Extracted data entries
--- start ---
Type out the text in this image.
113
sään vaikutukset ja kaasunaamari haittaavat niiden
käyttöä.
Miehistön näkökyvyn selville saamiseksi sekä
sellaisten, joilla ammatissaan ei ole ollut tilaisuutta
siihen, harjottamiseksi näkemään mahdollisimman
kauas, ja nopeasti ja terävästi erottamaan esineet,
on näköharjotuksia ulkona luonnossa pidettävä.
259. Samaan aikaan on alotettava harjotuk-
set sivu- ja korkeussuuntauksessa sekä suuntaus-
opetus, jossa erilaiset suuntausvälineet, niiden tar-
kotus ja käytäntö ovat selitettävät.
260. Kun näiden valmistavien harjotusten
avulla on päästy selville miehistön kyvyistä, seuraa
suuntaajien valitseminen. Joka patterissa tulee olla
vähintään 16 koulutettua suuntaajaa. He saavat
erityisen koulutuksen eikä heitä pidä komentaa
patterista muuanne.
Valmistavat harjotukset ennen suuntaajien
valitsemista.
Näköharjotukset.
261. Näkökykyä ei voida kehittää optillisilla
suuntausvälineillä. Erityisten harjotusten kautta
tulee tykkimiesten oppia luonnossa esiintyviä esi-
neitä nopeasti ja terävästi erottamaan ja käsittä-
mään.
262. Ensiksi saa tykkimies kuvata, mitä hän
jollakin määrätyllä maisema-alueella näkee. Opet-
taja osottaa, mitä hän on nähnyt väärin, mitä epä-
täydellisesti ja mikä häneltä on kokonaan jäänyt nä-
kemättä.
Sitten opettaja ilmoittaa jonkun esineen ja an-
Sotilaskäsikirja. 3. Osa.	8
--- end ---
### Exercise aim
Transcribe each entry precisely, missing none.

### Exercise answer
Type out the text in this image.
113
sään vaikutukset ja kaasunaamari haittaavat niiden
käyttöä.
Miehistön näkökyvyn selville saamiseksi sekä
sellaisten, joilla ammatissaan ei ole ollut tilaisuutta
siihen, harjottamiseksi näkemään mahdollisimman
kauas, ja nopeasti ja terävästi erottamaan esineet,
on näköharjotuksia ulkona luonnossa pidettävä.
259. Samaan aikaan on alotettava harjotuk-
set sivu- ja korkeussuuntauksessa sekä suuntaus-
opetus, jossa erilaiset suuntausvälineet, niiden tar-
kotus ja käytäntö ovat selitettävät.
260. Kun näiden valmistavien harjotusten
avulla on päästy selville miehistön kyvyistä, seuraa
suuntaajien valitseminen. Joka patterissa tulee olla
vähintään 16 koulutettua suuntaajaa. He saavat
erityisen koulutuksen eikä heitä pidä komentaa
patterista muuanne.
Valmistavat harjotukset ennen suuntaajien
valitsemista.
Näköharjotukset.
261. Näkökykyä ei voida kehittää optillisilla
suuntausvälineillä. Erityisten harjotusten kautta
tulee tykkimiesten oppia luonnossa esiintyviä esi-
neitä nopeasti ja terävästi erottamaan ja käsittä-
mään.
262. Ensiksi saa tykkimies kuvata, mitä hän
jollakin määrätyllä maisema-alueella näkee. Opet-
taja osottaa, mitä hän on nähnyt väärin, mitä epä-
täydellisesti ja mikä häneltä on kokonaan jäänyt nä-
kemättä.
Sitten opettaja ilmoittaa jonkun esineen ja an-
Sotilaskäsikirja. 3. Osa.	8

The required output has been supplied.